PROVIDED DATA:
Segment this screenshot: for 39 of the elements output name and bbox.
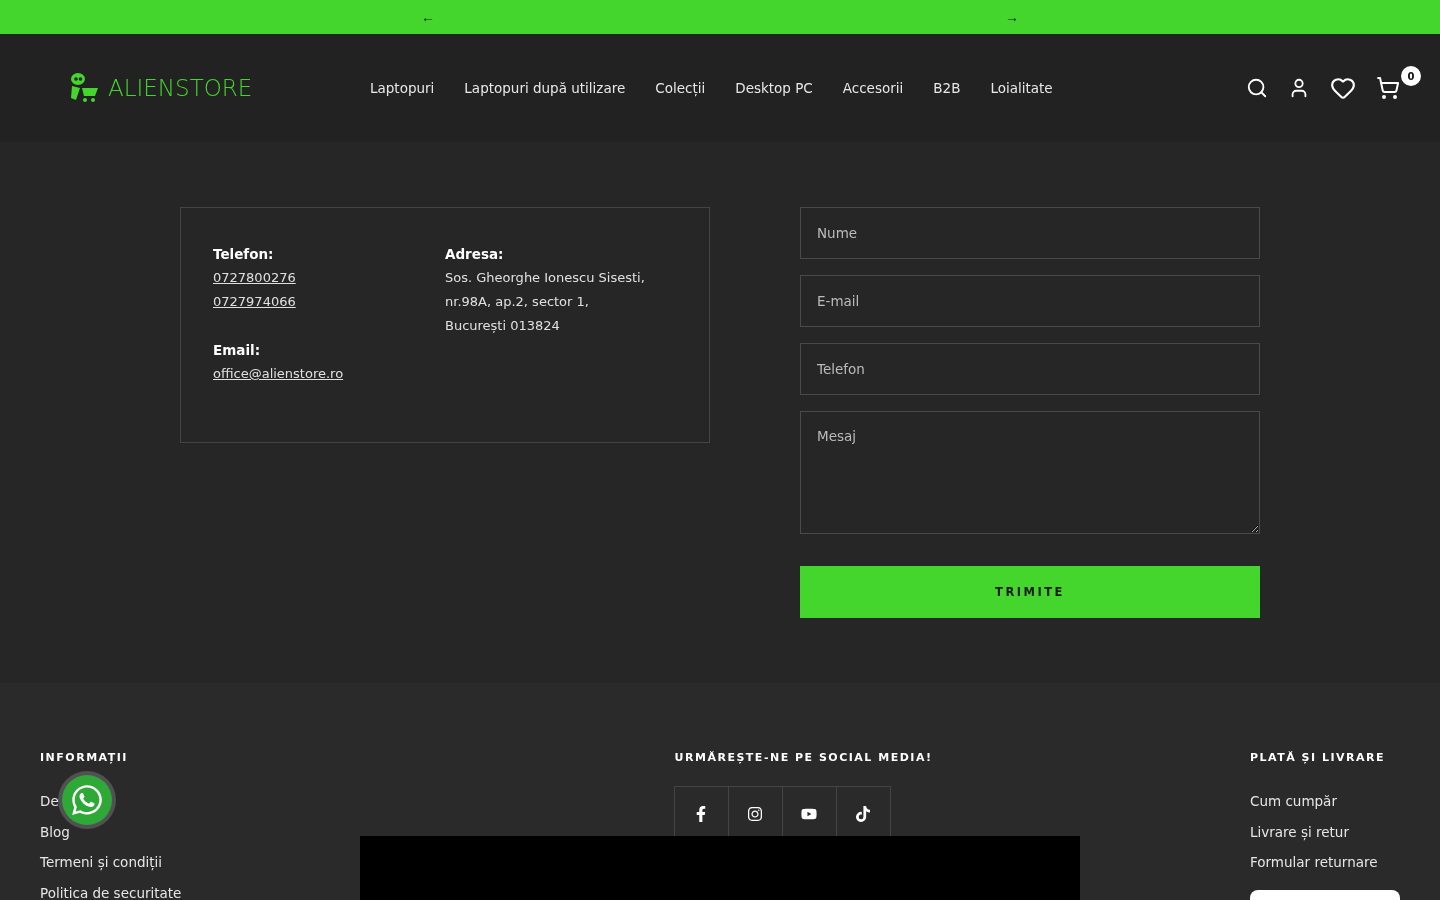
- nav-link[interactable]: Laptopuri după utilizare: [464, 80, 626, 96]
- submit-button[interactable]: TRIMITE: [800, 566, 1260, 618]
- nav-link[interactable]: Colecții: [655, 80, 706, 96]
- search-icon[interactable]: [1246, 77, 1268, 99]
- cart-icon[interactable]: [1376, 76, 1400, 100]
- address-label: Adresa:: [445, 245, 505, 264]
- email-link[interactable]: office@alienstore.ro: [213, 362, 445, 386]
- footer-link[interactable]: Termeni și condiții: [40, 847, 340, 878]
- nav-link[interactable]: Laptopuri: [370, 80, 435, 96]
- email-label: Email:: [213, 341, 262, 360]
- address-line: Sos. Gheorghe Ionescu Sisesti,: [445, 269, 646, 287]
- footer-link[interactable]: Formular returnare: [1250, 847, 1400, 878]
- address-line: București 013824: [445, 317, 561, 335]
- heart-icon[interactable]: [1330, 75, 1356, 101]
- message-field[interactable]: Mesaj: [800, 411, 1260, 534]
- footer-heading: INFORMAȚII: [40, 751, 129, 764]
- footer-link[interactable]: De: [40, 786, 340, 817]
- next-button[interactable]: →: [1004, 9, 1020, 25]
- previous-button[interactable]: ←: [420, 9, 436, 25]
- footer-heading: PLATĂ ȘI LIVRARE: [1250, 751, 1386, 764]
- input-field[interactable]: Nume: [800, 207, 1260, 259]
- nav-link[interactable]: Loialitate: [990, 80, 1053, 96]
- footer-link[interactable]: Livrare și retur: [1250, 816, 1400, 847]
- whatsapp-icon: [70, 783, 104, 817]
- footer-link[interactable]: Blog: [40, 816, 340, 847]
- phone-link[interactable]: 0727974066: [213, 290, 445, 314]
- input-field[interactable]: Telefon: [800, 343, 1260, 395]
- cart-count: 0: [1401, 66, 1421, 86]
- input-field[interactable]: E-mail: [800, 275, 1260, 327]
- footer-heading: URMĂREȘTE-NE PE SOCIAL MEDIA!: [674, 751, 933, 764]
- phone-link[interactable]: 0727800276: [213, 266, 445, 290]
- phone-label: Telefon:: [213, 245, 275, 264]
- nav-link[interactable]: B2B: [933, 80, 961, 96]
- address-line: nr.98A, ap.2, sector 1,: [445, 293, 590, 311]
- nav-link[interactable]: Accesorii: [842, 80, 904, 96]
- footer-link[interactable]: Cum cumpăr: [1250, 786, 1400, 817]
- logo[interactable]: ALIENSTORE: [68, 72, 370, 104]
- nav-link[interactable]: Desktop PC: [735, 80, 813, 96]
- footer-link[interactable]: Politica de securitate: [40, 877, 340, 900]
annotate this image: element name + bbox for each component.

GIVEN REQUEST:
Put each line of the listing above into a JSON list of strings, one string per line, with blank lines skipped and the picture left out.

FULL ANSWER:
[
  "Segment this screenshot: for 39 of the elements output name and bbox.",
  "- nav-link[interactable]: Laptopuri după utilizare: [464, 80, 626, 96]",
  "- submit-button[interactable]: TRIMITE: [800, 566, 1260, 618]",
  "- nav-link[interactable]: Colecții: [655, 80, 706, 96]",
  "- search-icon[interactable]: [1246, 77, 1268, 99]",
  "- cart-icon[interactable]: [1376, 76, 1400, 100]",
  "- address-label: Adresa:: [445, 245, 505, 264]",
  "- email-link[interactable]: office@alienstore.ro: [213, 362, 445, 386]",
  "- footer-link[interactable]: Termeni și condiții: [40, 847, 340, 878]",
  "- nav-link[interactable]: Laptopuri: [370, 80, 435, 96]",
  "- email-label: Email:: [213, 341, 262, 360]",
  "- address-line: Sos. Gheorghe Ionescu Sisesti,: [445, 269, 646, 287]",
  "- footer-link[interactable]: Formular returnare: [1250, 847, 1400, 878]",
  "- address-line: București 013824: [445, 317, 561, 335]",
  "- heart-icon[interactable]: [1330, 75, 1356, 101]",
  "- message-field[interactable]: Mesaj: [800, 411, 1260, 534]",
  "- footer-heading: INFORMAȚII: [40, 751, 129, 764]",
  "- footer-link[interactable]: De: [40, 786, 340, 817]",
  "- next-button[interactable]: →: [1004, 9, 1020, 25]",
  "- previous-button[interactable]: ←: [420, 9, 436, 25]",
  "- footer-heading: PLATĂ ȘI LIVRARE: [1250, 751, 1386, 764]",
  "- input-field[interactable]: Nume: [800, 207, 1260, 259]",
  "- nav-link[interactable]: Loialitate: [990, 80, 1053, 96]",
  "- footer-link[interactable]: Livrare și retur: [1250, 816, 1400, 847]",
  "- whatsapp-icon: [70, 783, 104, 817]",
  "- footer-link[interactable]: Blog: [40, 816, 340, 847]",
  "- phone-link[interactable]: 0727974066: [213, 290, 445, 314]",
  "- input-field[interactable]: Telefon: [800, 343, 1260, 395]",
  "- cart-count: 0: [1401, 66, 1421, 86]",
  "- input-field[interactable]: E-mail: [800, 275, 1260, 327]",
  "- footer-heading: URMĂREȘTE-NE PE SOCIAL MEDIA!: [674, 751, 933, 764]",
  "- phone-link[interactable]: 0727800276: [213, 266, 445, 290]",
  "- phone-label: Telefon:: [213, 245, 275, 264]",
  "- nav-link[interactable]: B2B: [933, 80, 961, 96]",
  "- address-line: nr.98A, ap.2, sector 1,: [445, 293, 590, 311]",
  "- nav-link[interactable]: Accesorii: [842, 80, 904, 96]",
  "- footer-link[interactable]: Cum cumpăr: [1250, 786, 1400, 817]",
  "- logo[interactable]: ALIENSTORE: [68, 72, 370, 104]",
  "- nav-link[interactable]: Desktop PC: [735, 80, 813, 96]",
  "- footer-link[interactable]: Politica de securitate: [40, 877, 340, 900]",
  "annotate this image: element name + bbox for each component."
]